> _Work to do_: Copy the records below exactly as they appear.
[BEGIN Records for processing]
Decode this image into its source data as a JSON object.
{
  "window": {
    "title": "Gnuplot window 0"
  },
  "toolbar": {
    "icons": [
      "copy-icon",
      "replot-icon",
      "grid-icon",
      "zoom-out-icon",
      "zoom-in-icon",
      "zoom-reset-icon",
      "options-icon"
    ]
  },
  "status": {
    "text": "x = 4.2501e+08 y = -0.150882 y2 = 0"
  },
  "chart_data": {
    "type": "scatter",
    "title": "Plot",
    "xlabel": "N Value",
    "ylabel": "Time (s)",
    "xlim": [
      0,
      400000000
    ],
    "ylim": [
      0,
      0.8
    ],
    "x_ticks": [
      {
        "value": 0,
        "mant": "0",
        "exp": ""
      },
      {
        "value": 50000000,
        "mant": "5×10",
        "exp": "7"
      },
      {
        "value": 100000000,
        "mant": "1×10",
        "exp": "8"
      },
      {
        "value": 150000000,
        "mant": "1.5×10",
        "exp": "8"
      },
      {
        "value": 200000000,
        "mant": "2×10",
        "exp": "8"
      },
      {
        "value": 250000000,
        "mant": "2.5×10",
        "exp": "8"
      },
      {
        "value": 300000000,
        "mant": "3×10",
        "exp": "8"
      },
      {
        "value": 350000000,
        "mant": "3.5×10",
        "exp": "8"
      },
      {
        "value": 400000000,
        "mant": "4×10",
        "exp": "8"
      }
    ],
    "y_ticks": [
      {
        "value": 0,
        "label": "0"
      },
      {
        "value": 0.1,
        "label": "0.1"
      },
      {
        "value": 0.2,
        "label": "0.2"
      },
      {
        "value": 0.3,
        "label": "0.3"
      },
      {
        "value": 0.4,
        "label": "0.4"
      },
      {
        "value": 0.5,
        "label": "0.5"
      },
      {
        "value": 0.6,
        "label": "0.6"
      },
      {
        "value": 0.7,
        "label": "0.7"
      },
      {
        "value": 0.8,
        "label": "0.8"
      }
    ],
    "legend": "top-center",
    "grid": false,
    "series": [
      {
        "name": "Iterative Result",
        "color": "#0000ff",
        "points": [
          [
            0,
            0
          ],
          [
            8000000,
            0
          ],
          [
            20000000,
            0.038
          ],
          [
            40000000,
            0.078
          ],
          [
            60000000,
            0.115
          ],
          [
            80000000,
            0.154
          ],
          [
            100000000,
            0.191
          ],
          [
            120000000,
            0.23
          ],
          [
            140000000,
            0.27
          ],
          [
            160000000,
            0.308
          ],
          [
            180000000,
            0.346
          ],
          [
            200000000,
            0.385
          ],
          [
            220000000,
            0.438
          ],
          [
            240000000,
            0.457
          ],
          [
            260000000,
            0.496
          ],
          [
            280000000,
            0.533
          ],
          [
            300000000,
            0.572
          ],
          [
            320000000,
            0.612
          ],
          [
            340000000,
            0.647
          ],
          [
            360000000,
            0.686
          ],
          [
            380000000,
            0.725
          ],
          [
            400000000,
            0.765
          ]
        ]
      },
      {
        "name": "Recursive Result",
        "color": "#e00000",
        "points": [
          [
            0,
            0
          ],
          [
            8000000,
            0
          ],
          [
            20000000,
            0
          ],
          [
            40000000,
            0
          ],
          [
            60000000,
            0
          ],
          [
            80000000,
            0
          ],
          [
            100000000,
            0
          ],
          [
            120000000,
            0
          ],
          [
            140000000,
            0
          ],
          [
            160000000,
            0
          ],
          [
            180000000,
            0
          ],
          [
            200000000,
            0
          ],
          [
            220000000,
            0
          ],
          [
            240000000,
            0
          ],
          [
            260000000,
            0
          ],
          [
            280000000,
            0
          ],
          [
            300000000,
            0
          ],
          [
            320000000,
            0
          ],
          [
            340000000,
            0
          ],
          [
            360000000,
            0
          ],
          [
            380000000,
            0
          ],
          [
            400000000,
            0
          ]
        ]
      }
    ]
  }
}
[END Records for processing]
> _Worked answer_:
Decode this image into its source data as a JSON object.
{
  "window": {
    "title": "Gnuplot window 0"
  },
  "toolbar": {
    "icons": [
      "copy-icon",
      "replot-icon",
      "grid-icon",
      "zoom-out-icon",
      "zoom-in-icon",
      "zoom-reset-icon",
      "options-icon"
    ]
  },
  "status": {
    "text": "x = 4.2501e+08 y = -0.150882 y2 = 0"
  },
  "chart_data": {
    "type": "scatter",
    "title": "Plot",
    "xlabel": "N Value",
    "ylabel": "Time (s)",
    "xlim": [
      0,
      400000000
    ],
    "ylim": [
      0,
      0.8
    ],
    "x_ticks": [
      {
        "value": 0,
        "mant": "0",
        "exp": ""
      },
      {
        "value": 50000000,
        "mant": "5×10",
        "exp": "7"
      },
      {
        "value": 100000000,
        "mant": "1×10",
        "exp": "8"
      },
      {
        "value": 150000000,
        "mant": "1.5×10",
        "exp": "8"
      },
      {
        "value": 200000000,
        "mant": "2×10",
        "exp": "8"
      },
      {
        "value": 250000000,
        "mant": "2.5×10",
        "exp": "8"
      },
      {
        "value": 300000000,
        "mant": "3×10",
        "exp": "8"
      },
      {
        "value": 350000000,
        "mant": "3.5×10",
        "exp": "8"
      },
      {
        "value": 400000000,
        "mant": "4×10",
        "exp": "8"
      }
    ],
    "y_ticks": [
      {
        "value": 0,
        "label": "0"
      },
      {
        "value": 0.1,
        "label": "0.1"
      },
      {
        "value": 0.2,
        "label": "0.2"
      },
      {
        "value": 0.3,
        "label": "0.3"
      },
      {
        "value": 0.4,
        "label": "0.4"
      },
      {
        "value": 0.5,
        "label": "0.5"
      },
      {
        "value": 0.6,
        "label": "0.6"
      },
      {
        "value": 0.7,
        "label": "0.7"
      },
      {
        "value": 0.8,
        "label": "0.8"
      }
    ],
    "legend": "top-center",
    "grid": false,
    "series": [
      {
        "name": "Iterative Result",
        "color": "#0000ff",
        "points": [
          [
            0,
            0
          ],
          [
            8000000,
            0
          ],
          [
            20000000,
            0.038
          ],
          [
            40000000,
            0.078
          ],
          [
            60000000,
            0.115
          ],
          [
            80000000,
            0.154
          ],
          [
            100000000,
            0.191
          ],
          [
            120000000,
            0.23
          ],
          [
            140000000,
            0.27
          ],
          [
            160000000,
            0.308
          ],
          [
            180000000,
            0.346
          ],
          [
            200000000,
            0.385
          ],
          [
            220000000,
            0.438
          ],
          [
            240000000,
            0.457
          ],
          [
            260000000,
            0.496
          ],
          [
            280000000,
            0.533
          ],
          [
            300000000,
            0.572
          ],
          [
            320000000,
            0.612
          ],
          [
            340000000,
            0.647
          ],
          [
            360000000,
            0.686
          ],
          [
            380000000,
            0.725
          ],
          [
            400000000,
            0.765
          ]
        ]
      },
      {
        "name": "Recursive Result",
        "color": "#e00000",
        "points": [
          [
            0,
            0
          ],
          [
            8000000,
            0
          ],
          [
            20000000,
            0
          ],
          [
            40000000,
            0
          ],
          [
            60000000,
            0
          ],
          [
            80000000,
            0
          ],
          [
            100000000,
            0
          ],
          [
            120000000,
            0
          ],
          [
            140000000,
            0
          ],
          [
            160000000,
            0
          ],
          [
            180000000,
            0
          ],
          [
            200000000,
            0
          ],
          [
            220000000,
            0
          ],
          [
            240000000,
            0
          ],
          [
            260000000,
            0
          ],
          [
            280000000,
            0
          ],
          [
            300000000,
            0
          ],
          [
            320000000,
            0
          ],
          [
            340000000,
            0
          ],
          [
            360000000,
            0
          ],
          [
            380000000,
            0
          ],
          [
            400000000,
            0
          ]
        ]
      }
    ]
  }
}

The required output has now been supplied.